CHALLENGE: Find all lines in the listing that include the word "circulant", then copy them.

MATERIAL TO PROCESS:
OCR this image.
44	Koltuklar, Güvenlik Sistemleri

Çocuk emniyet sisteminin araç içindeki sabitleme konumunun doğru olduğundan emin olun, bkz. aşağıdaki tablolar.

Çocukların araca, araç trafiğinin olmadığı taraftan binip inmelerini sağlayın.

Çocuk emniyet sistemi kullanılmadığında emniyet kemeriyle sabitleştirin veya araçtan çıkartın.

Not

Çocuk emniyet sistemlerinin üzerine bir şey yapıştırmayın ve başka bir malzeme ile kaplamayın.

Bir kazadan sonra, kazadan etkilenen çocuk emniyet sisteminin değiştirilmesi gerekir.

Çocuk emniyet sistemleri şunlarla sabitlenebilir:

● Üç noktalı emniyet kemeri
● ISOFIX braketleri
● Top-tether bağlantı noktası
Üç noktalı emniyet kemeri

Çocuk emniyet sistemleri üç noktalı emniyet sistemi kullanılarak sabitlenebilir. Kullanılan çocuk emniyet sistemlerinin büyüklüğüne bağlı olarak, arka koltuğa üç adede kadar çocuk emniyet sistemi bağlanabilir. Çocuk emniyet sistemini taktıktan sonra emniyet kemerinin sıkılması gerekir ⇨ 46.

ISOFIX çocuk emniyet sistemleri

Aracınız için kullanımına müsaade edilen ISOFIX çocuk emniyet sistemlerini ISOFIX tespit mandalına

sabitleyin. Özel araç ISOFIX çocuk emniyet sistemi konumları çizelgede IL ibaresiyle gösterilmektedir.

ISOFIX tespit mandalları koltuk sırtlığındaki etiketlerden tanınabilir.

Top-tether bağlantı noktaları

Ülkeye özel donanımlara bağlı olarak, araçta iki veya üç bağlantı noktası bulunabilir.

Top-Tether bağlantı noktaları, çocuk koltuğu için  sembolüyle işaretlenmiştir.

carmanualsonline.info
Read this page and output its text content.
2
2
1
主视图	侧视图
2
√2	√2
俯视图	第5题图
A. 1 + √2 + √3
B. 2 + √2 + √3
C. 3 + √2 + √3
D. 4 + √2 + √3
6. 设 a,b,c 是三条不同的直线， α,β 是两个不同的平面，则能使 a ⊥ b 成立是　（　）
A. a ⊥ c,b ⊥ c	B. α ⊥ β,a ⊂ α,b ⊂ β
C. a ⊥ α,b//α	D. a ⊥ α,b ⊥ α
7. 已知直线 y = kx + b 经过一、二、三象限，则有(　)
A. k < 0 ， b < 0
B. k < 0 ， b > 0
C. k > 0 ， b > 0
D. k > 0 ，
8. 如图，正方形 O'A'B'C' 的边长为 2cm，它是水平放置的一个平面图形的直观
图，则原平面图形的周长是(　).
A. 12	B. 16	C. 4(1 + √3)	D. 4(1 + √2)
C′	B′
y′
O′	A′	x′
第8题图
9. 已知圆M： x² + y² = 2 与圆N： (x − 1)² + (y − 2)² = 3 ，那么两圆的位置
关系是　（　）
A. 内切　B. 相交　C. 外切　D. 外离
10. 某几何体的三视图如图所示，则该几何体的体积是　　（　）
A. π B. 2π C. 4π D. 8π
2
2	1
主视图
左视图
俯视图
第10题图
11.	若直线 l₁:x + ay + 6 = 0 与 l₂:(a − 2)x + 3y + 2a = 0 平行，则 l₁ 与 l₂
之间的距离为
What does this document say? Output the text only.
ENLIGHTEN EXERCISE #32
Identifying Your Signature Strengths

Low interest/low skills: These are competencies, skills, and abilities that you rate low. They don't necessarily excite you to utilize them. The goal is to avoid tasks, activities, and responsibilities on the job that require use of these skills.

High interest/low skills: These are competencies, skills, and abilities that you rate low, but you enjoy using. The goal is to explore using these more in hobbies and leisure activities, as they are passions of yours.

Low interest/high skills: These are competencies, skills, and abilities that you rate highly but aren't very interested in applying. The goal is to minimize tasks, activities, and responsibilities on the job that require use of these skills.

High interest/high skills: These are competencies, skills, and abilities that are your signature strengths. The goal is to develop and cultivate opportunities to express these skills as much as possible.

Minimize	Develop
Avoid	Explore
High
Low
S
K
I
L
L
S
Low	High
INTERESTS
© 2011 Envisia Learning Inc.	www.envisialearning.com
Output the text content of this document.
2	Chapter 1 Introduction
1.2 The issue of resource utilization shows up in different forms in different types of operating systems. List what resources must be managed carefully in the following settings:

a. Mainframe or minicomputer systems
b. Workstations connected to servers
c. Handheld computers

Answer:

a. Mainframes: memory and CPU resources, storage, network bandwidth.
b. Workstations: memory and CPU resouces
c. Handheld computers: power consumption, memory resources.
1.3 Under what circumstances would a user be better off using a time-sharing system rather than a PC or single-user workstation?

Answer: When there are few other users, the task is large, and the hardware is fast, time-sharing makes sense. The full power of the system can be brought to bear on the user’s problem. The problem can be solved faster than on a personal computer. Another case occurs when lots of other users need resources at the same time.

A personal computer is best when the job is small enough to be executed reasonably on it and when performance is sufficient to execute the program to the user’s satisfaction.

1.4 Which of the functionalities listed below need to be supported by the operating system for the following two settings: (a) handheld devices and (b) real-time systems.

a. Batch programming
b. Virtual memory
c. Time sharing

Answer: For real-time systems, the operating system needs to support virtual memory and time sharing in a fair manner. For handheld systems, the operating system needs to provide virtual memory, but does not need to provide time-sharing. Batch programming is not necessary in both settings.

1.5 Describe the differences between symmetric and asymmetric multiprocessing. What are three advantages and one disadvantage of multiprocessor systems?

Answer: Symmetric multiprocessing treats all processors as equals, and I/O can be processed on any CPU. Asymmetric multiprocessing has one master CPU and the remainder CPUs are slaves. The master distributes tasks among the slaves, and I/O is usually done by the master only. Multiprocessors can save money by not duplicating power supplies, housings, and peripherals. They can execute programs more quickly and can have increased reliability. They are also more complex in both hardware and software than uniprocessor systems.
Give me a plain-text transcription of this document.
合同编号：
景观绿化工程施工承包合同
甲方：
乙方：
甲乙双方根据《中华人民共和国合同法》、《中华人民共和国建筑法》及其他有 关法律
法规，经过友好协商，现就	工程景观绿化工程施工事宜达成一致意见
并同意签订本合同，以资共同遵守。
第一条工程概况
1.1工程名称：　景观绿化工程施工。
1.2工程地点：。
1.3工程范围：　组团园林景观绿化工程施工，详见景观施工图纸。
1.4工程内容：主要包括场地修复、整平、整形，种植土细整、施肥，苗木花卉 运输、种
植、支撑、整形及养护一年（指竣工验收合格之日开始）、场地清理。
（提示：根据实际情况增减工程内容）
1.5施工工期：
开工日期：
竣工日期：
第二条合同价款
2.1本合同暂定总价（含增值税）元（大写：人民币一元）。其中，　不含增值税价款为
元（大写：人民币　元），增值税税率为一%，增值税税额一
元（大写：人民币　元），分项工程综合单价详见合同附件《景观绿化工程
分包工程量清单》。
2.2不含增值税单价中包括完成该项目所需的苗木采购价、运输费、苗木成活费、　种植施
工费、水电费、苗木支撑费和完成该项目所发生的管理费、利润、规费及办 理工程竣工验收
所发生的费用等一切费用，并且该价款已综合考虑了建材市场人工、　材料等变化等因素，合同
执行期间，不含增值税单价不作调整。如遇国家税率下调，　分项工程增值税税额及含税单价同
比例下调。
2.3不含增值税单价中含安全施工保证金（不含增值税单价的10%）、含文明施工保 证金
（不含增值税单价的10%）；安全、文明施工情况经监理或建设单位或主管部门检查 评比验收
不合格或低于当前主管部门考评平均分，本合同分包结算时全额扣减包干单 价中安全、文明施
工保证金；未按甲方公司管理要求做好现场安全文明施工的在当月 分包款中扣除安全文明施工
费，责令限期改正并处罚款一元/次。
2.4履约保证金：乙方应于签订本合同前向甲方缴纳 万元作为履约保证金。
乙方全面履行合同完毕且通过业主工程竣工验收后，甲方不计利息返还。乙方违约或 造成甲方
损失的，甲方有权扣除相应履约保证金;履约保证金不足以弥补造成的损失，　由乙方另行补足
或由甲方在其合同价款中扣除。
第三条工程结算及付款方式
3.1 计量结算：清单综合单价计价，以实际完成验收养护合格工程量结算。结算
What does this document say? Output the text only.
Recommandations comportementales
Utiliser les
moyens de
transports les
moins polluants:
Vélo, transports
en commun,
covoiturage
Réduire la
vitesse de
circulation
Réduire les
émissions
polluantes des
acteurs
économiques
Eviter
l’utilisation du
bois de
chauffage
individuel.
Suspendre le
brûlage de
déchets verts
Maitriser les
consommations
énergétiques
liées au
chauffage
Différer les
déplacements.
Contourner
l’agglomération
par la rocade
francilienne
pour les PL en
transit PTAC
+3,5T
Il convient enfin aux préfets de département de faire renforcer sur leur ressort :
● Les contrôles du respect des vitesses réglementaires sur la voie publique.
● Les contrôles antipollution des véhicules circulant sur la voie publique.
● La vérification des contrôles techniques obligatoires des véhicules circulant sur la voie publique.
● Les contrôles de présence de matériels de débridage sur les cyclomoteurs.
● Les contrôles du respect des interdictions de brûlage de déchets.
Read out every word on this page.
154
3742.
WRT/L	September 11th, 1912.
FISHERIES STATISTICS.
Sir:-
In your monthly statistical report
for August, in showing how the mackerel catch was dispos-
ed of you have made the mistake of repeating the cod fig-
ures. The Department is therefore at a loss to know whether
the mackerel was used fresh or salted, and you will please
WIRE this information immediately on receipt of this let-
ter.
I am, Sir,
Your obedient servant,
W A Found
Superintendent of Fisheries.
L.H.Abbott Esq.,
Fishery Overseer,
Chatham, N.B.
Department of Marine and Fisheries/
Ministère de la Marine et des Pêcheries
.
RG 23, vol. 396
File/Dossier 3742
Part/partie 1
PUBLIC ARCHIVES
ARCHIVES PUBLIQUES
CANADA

REPLY:
● Les contrôles antipollution des véhicules circulant sur la voie publique.
● La vérification des contrôles techniques obligatoires des véhicules circulant sur la voie publique.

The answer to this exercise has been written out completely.